→ SOURCE TEXT
President Bola Ahmed Tinubu signed off on the directive, positioning it as a “pro‑value‑addition policy” designed to strengthen the domestic shea value chain, generate jobs, and boost rural incomes — particularly for the millions of women who dominate the sector as pickers and early‑stage processors. Nigeria currently produces around 40 percent of the world’s raw shea nut supply, yet it captures a mere 1 percent of the estimated US$6.5 billion global shea products market.
At a multi‑stakeholder meeting in the Presidential Villa, Shettima underscored the government’s objectives: curbing informal cross‑border trade, securing raw materials for local factories, and expanding Nigeria’s footprint in high‑value derivatives such as shea butter, olein and stearin. Nigerian officials project the directive could generate about US$300 million annually in the short term, with ambitions of growing that figure by ten‑fold by 2027 as refining capacity and exports of finished products increase.
The ban places Nigeria alongside other West African nations — including Burkina Faso, Ghana, Mali, Togo and Ivory Coast — that have implemented similar restrictions to protect and grow their own processing industries. Observers note that leaving raw exports unchecked historically weakened local processing capacity and allowed processors abroad to capture the lion’s share of value from Africa’s shea harvests.
But reality on the ground has been mixed. While policymakers highlight the long‑term potential to transform Nigeria into a global supplier of refined shea products, the sudden withdrawal of raw exports has sent shockwaves through established supply chains. For many shea nut pickers — the backbone of the rural economy — the ban has disrupted income flows as international buyers, accustomed to sourcing direct from Nigeria’s abundant harvests, paused orders or shifted to neighbouring markets.

→ SET TASK 1
In the records, retype the lines beginning at the line that contains "For every button, label, input, icon, or" and stopping after the line that contains "x-category-label: Library loans", omitting the picture.
→ SET TASK 2
Write a continuation of the text on Nigeria's ban on raw shea nut exports, picking up after its final sentence.
The text above has no connection to the records that follow.

→ ENTRIES SUPPLIED

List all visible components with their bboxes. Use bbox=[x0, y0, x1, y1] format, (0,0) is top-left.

* * *

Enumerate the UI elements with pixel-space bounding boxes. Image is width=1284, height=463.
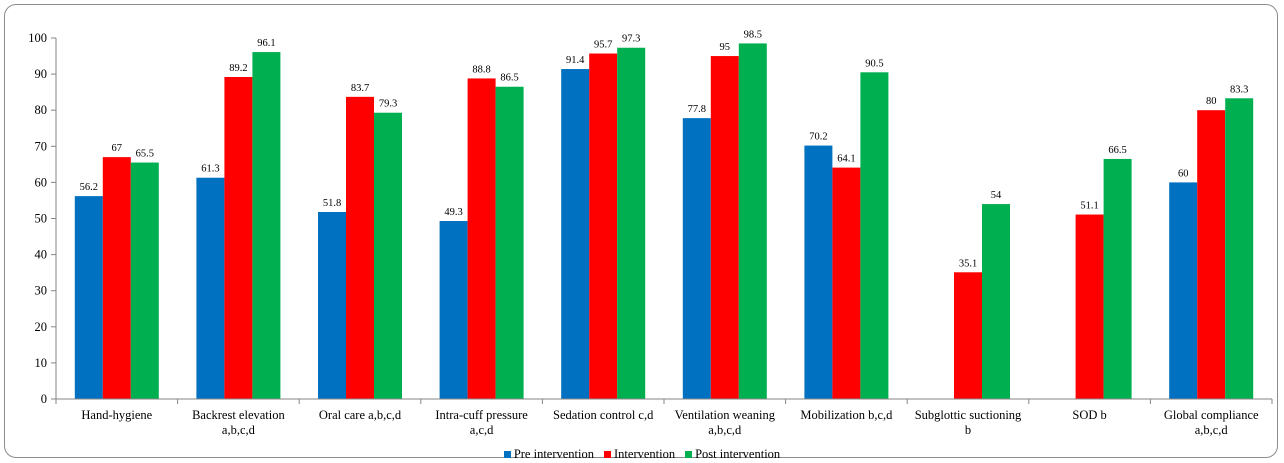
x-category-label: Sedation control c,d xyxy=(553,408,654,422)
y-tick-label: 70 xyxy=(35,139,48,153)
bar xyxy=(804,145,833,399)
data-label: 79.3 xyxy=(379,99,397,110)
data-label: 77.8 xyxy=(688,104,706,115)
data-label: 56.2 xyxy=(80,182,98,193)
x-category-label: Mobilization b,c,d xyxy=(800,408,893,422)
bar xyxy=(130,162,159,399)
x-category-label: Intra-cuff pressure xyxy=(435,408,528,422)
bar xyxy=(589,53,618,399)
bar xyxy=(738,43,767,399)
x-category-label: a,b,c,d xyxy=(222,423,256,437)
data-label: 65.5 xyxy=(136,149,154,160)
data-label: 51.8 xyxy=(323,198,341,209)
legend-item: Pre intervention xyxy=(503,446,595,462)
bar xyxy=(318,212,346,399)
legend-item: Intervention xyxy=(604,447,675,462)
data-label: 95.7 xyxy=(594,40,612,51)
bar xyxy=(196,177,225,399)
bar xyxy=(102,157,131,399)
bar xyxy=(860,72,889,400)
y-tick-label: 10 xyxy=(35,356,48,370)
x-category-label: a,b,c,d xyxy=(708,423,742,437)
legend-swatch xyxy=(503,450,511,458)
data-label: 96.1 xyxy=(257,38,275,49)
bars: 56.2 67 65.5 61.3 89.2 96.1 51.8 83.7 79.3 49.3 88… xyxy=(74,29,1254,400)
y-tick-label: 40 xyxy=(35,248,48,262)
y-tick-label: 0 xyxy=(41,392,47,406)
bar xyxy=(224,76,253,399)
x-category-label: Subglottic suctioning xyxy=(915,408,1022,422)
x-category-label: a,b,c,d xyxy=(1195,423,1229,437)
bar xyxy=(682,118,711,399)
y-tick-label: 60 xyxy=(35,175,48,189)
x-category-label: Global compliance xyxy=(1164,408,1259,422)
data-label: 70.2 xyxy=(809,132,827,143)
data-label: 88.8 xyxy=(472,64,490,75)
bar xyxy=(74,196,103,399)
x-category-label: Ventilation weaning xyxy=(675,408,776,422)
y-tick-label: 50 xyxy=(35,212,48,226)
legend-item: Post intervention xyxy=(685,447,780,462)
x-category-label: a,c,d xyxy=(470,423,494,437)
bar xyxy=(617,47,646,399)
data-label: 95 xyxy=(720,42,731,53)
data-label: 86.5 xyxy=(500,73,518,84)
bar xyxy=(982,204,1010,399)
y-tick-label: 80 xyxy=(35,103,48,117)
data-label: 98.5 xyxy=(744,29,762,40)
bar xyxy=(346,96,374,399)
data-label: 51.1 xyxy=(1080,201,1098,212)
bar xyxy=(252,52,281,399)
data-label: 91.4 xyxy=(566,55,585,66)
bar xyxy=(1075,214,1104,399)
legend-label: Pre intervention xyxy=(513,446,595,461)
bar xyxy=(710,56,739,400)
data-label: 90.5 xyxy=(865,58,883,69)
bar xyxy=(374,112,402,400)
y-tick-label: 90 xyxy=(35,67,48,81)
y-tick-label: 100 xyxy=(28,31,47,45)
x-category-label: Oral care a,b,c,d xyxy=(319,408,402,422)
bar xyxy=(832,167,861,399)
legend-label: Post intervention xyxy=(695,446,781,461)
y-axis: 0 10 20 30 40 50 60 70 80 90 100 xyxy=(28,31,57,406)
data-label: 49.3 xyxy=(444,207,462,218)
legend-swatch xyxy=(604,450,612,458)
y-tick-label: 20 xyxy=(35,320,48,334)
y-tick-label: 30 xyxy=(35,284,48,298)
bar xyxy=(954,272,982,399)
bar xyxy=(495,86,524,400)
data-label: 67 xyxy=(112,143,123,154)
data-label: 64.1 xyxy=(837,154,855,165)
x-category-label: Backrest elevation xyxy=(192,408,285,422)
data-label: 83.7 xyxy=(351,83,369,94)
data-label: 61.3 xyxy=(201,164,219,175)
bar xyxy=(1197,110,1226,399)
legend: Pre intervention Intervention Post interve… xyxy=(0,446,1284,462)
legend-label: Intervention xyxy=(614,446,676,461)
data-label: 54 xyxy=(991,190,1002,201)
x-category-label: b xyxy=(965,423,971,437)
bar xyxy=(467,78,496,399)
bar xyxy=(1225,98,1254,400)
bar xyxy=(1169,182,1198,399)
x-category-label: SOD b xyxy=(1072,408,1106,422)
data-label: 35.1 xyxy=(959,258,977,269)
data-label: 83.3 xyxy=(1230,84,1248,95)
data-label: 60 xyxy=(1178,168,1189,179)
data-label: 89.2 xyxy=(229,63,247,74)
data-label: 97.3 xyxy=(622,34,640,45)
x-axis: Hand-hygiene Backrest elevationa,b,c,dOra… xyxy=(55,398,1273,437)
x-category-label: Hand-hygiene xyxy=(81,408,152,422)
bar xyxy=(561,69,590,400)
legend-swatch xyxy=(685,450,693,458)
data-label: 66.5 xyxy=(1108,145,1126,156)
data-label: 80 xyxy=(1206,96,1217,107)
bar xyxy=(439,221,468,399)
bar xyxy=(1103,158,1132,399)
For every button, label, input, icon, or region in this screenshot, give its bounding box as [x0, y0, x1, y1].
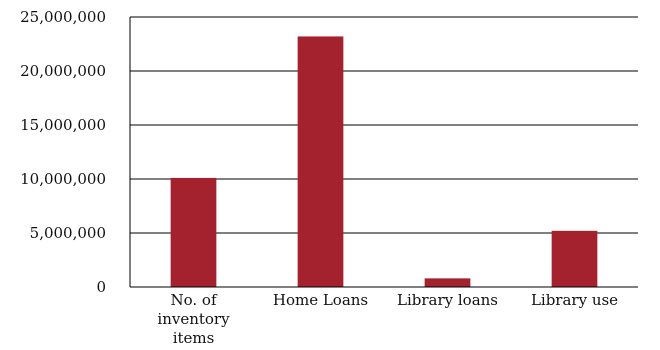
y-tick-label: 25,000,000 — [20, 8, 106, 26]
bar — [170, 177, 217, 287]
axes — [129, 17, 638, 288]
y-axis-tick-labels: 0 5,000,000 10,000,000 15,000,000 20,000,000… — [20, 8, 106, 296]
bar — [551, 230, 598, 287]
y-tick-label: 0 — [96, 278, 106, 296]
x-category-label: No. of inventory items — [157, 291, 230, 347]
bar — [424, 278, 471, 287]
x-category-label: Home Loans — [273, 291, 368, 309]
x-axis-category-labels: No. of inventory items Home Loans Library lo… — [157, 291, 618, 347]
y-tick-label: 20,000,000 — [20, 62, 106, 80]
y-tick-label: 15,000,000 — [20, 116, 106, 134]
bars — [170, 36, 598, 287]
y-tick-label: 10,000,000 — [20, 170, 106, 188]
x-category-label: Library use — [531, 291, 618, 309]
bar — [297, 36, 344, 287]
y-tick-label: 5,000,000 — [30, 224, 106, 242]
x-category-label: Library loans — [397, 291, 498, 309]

==

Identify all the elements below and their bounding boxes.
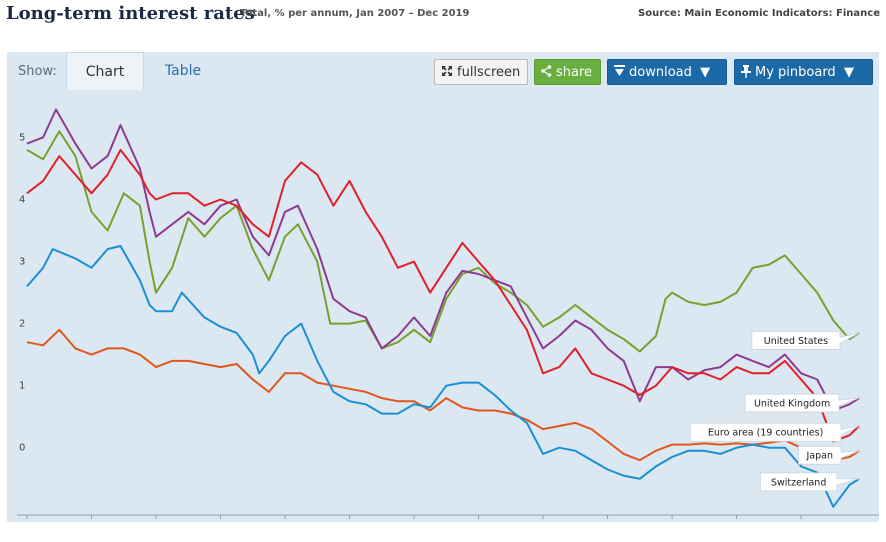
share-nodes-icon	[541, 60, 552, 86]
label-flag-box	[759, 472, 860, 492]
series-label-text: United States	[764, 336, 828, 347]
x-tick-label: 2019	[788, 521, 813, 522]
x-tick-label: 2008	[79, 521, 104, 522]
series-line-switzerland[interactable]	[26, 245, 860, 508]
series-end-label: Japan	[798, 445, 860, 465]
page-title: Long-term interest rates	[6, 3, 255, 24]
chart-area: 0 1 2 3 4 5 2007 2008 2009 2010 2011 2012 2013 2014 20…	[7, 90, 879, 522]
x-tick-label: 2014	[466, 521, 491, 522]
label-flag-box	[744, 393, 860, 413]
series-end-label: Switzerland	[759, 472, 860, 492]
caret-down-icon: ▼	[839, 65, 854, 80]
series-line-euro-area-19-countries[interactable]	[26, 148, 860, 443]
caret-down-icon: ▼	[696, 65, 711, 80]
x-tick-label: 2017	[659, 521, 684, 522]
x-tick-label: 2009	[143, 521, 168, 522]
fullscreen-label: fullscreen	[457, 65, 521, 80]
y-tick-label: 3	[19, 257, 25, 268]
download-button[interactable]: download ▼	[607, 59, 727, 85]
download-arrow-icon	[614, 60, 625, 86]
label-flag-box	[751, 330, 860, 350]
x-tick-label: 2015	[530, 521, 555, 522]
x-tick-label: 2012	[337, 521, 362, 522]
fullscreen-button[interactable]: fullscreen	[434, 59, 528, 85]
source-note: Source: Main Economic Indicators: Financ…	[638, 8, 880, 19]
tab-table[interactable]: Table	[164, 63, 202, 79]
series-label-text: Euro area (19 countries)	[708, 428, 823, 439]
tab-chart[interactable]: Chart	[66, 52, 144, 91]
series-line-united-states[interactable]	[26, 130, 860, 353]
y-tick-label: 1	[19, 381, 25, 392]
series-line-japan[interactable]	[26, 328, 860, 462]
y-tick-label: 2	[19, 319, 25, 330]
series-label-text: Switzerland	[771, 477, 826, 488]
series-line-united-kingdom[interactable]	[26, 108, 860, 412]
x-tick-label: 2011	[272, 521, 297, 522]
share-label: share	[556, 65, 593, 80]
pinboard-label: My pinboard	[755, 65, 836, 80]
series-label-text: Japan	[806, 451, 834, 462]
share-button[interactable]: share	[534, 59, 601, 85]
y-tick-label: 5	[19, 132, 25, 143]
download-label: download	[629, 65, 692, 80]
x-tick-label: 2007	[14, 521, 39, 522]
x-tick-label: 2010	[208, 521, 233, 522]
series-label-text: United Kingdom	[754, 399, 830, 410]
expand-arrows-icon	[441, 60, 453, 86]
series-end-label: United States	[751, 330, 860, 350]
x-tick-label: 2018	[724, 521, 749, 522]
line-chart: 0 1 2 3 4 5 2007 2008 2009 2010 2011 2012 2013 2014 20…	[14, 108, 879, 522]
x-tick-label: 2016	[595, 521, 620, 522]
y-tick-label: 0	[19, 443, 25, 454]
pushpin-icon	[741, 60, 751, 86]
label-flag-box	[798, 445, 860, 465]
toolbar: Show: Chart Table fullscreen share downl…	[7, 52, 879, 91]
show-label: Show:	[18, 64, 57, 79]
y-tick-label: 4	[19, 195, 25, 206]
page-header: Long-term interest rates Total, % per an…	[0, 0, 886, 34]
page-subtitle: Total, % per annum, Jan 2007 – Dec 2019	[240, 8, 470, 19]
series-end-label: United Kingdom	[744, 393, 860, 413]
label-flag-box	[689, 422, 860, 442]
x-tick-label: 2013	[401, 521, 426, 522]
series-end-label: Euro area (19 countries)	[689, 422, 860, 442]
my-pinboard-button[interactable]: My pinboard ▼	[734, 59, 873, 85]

→ OUTPUT 1
For every button, label, input, icon, or region in this screenshot, give its bounding box as [x0, y0, x1, y1].
y-tick-label: 25,000,000 — [20, 8, 106, 26]
bar — [170, 177, 217, 287]
axes — [129, 17, 638, 288]
y-axis-tick-labels: 0 5,000,000 10,000,000 15,000,000 20,000,000… — [20, 8, 106, 296]
bar — [551, 230, 598, 287]
y-tick-label: 0 — [96, 278, 106, 296]
x-category-label: No. of inventory items — [157, 291, 230, 347]
bar — [424, 278, 471, 287]
x-category-label: Home Loans — [273, 291, 368, 309]
x-axis-category-labels: No. of inventory items Home Loans Library lo… — [157, 291, 618, 347]
y-tick-label: 20,000,000 — [20, 62, 106, 80]
y-tick-label: 15,000,000 — [20, 116, 106, 134]
bars — [170, 36, 598, 287]
y-tick-label: 10,000,000 — [20, 170, 106, 188]
x-category-label: Library use — [531, 291, 618, 309]
bar — [297, 36, 344, 287]
y-tick-label: 5,000,000 — [30, 224, 106, 242]
x-category-label: Library loans — [397, 291, 498, 309]

→ OUTPUT 2
Critics of the policy — including industry analysts and rural producers — argue that waiting to build processing capacity before restricting exports might have reduced early disruption. Nigeria’s installed processing capacity, while growing, remains unevenly distributed and underused, meaning local factories cannot yet absorb all the raw material previously sold to international buyers.
The government insists the measure is not protectionist but strategic, aiming to catalyse local investment in processing facilities that could one day rival overseas competitors. Agreements are already being pursued to secure preferential access for Nigerian refined products in markets such as Brazil, and officials say the policy could unlock larger participation in a projected US$9 billion global market by 2030.
For now, Nigeria’s shea sector sits at a crossroads. The export ban reflects a bold bid to rewrite decades‑old trade patterns — but the nation’s ability to translate that ambition into equitable economic growth, particularly for women who have historically powered the industry, will depend on rapid investment in processing infrastructure, transparent support mechanisms, and careful management of expectations. With the six‑month window ticking, all eyes are on whether this policy will mark the start of a new chapter in Nigeria’s agricultural industrialisation — or a cautionary tale about the complexities of reform in a deeply interconnected global market.